>> BEGIN
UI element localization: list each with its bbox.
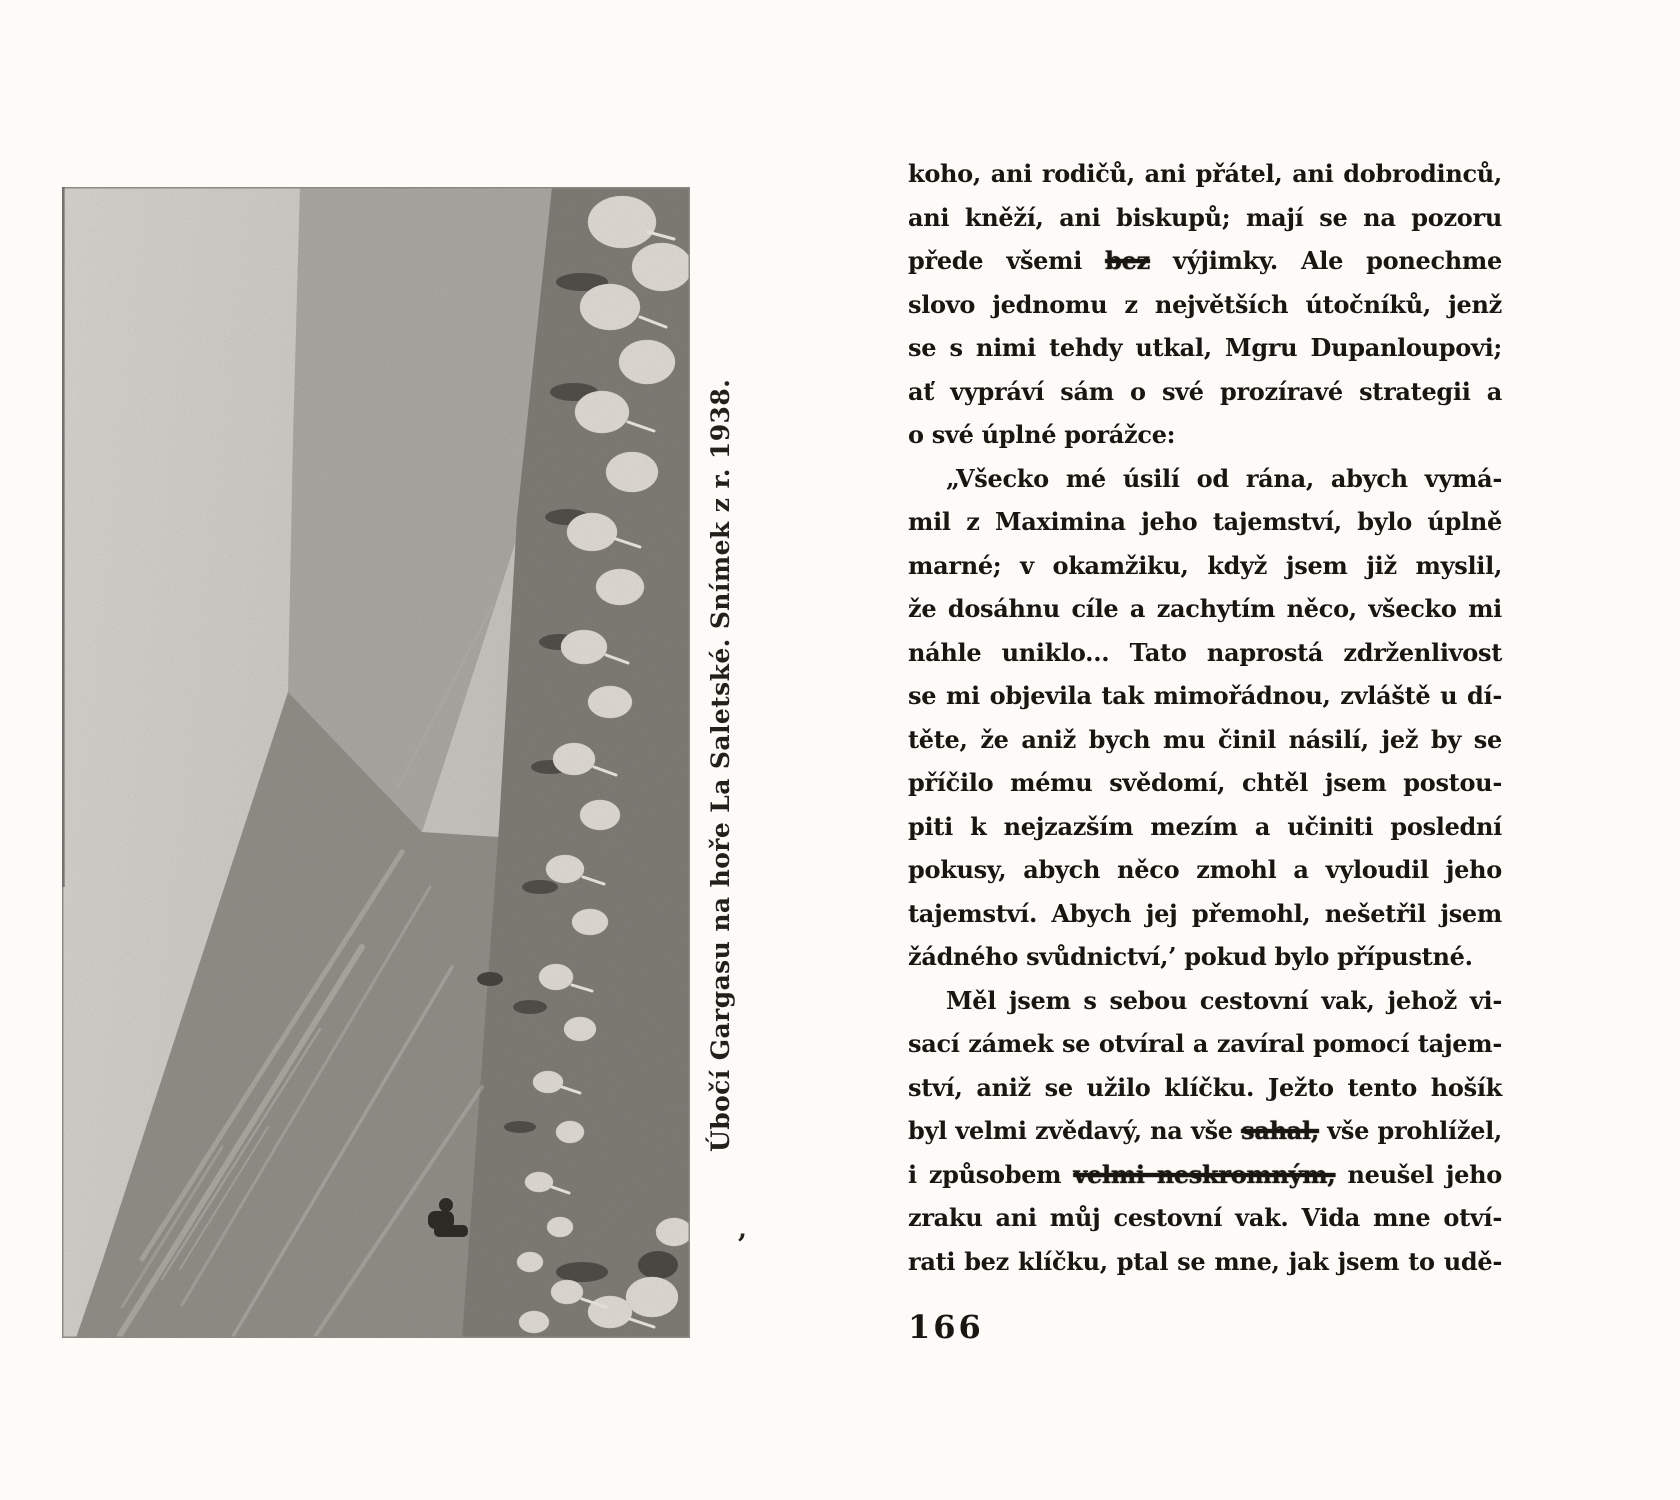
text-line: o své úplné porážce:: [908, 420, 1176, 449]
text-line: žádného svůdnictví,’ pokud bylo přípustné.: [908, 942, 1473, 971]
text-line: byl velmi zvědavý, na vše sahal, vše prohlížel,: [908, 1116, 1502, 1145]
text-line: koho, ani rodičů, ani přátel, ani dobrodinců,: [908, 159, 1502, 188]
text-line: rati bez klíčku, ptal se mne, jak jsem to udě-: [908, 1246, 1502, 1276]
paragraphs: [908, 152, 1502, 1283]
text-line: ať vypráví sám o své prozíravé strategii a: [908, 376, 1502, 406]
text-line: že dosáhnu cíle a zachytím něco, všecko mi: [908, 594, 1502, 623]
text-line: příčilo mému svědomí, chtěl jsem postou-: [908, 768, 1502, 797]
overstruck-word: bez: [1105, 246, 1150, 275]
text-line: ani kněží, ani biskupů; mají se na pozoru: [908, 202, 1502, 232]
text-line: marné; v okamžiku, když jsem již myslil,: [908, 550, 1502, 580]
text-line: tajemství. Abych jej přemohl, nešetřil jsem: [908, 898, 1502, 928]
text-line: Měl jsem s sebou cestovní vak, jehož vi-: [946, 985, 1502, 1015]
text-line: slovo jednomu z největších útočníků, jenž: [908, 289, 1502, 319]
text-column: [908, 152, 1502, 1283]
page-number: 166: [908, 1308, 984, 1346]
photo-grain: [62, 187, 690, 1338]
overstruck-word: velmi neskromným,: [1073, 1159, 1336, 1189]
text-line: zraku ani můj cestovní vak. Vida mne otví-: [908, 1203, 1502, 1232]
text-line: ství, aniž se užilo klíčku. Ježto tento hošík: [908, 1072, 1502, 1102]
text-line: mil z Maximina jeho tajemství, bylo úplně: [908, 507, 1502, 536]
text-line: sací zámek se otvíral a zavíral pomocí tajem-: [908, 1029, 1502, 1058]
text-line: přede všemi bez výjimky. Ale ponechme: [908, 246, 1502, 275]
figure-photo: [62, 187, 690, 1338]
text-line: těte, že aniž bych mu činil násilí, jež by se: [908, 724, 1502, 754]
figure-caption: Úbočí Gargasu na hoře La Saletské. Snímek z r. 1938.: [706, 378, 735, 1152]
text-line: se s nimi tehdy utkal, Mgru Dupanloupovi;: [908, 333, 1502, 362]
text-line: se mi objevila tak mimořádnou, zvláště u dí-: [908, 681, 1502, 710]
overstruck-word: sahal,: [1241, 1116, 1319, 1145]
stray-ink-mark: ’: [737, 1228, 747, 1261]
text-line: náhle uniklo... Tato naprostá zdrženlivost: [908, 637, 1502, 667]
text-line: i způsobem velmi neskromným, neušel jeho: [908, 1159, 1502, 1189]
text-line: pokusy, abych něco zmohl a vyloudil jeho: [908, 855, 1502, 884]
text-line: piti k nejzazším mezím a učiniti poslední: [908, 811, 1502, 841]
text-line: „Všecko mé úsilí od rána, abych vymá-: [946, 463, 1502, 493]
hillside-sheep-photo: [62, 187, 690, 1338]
>> END
◆ Written problem
Output every line of the entries above verbatim, leaving out the pictures.

◆ Solution
UI element localization: list each with its bbox.
text-line: o své úplné porážce:: [908, 420, 1176, 449]
text-line: žádného svůdnictví,’ pokud bylo přípustné.: [908, 942, 1473, 971]
text-line: byl velmi zvědavý, na vše sahal, vše prohlížel,: [908, 1116, 1502, 1145]
text-line: koho, ani rodičů, ani přátel, ani dobrodinců,: [908, 159, 1502, 188]
text-line: rati bez klíčku, ptal se mne, jak jsem to udě-: [908, 1246, 1502, 1276]
paragraphs: [908, 152, 1502, 1283]
text-line: ať vypráví sám o své prozíravé strategii a: [908, 376, 1502, 406]
text-line: že dosáhnu cíle a zachytím něco, všecko mi: [908, 594, 1502, 623]
text-line: příčilo mému svědomí, chtěl jsem postou-: [908, 768, 1502, 797]
overstruck-word: bez: [1105, 246, 1150, 275]
text-line: ani kněží, ani biskupů; mají se na pozoru: [908, 202, 1502, 232]
text-line: marné; v okamžiku, když jsem již myslil,: [908, 550, 1502, 580]
text-line: tajemství. Abych jej přemohl, nešetřil jsem: [908, 898, 1502, 928]
text-line: Měl jsem s sebou cestovní vak, jehož vi-: [946, 985, 1502, 1015]
text-line: slovo jednomu z největších útočníků, jenž: [908, 289, 1502, 319]
text-column: [908, 152, 1502, 1283]
page-number: 166: [908, 1308, 984, 1346]
photo-grain: [62, 187, 690, 1338]
overstruck-word: velmi neskromným,: [1073, 1159, 1336, 1189]
text-line: zraku ani můj cestovní vak. Vida mne otví-: [908, 1203, 1502, 1232]
text-line: ství, aniž se užilo klíčku. Ježto tento hošík: [908, 1072, 1502, 1102]
text-line: mil z Maximina jeho tajemství, bylo úplně: [908, 507, 1502, 536]
text-line: sací zámek se otvíral a zavíral pomocí tajem-: [908, 1029, 1502, 1058]
text-line: přede všemi bez výjimky. Ale ponechme: [908, 246, 1502, 275]
figure-photo: [62, 187, 690, 1338]
text-line: těte, že aniž bych mu činil násilí, jež by se: [908, 724, 1502, 754]
figure-caption: Úbočí Gargasu na hoře La Saletské. Snímek z r. 1938.: [706, 378, 735, 1152]
text-line: se s nimi tehdy utkal, Mgru Dupanloupovi;: [908, 333, 1502, 362]
text-line: se mi objevila tak mimořádnou, zvláště u dí-: [908, 681, 1502, 710]
overstruck-word: sahal,: [1241, 1116, 1319, 1145]
stray-ink-mark: ’: [737, 1228, 747, 1261]
text-line: náhle uniklo... Tato naprostá zdrženlivost: [908, 637, 1502, 667]
text-line: i způsobem velmi neskromným, neušel jeho: [908, 1159, 1502, 1189]
text-line: pokusy, abych něco zmohl a vyloudil jeho: [908, 855, 1502, 884]
text-line: piti k nejzazším mezím a učiniti poslední: [908, 811, 1502, 841]
text-line: „Všecko mé úsilí od rána, abych vymá-: [946, 463, 1502, 493]
hillside-sheep-photo: [62, 187, 690, 1338]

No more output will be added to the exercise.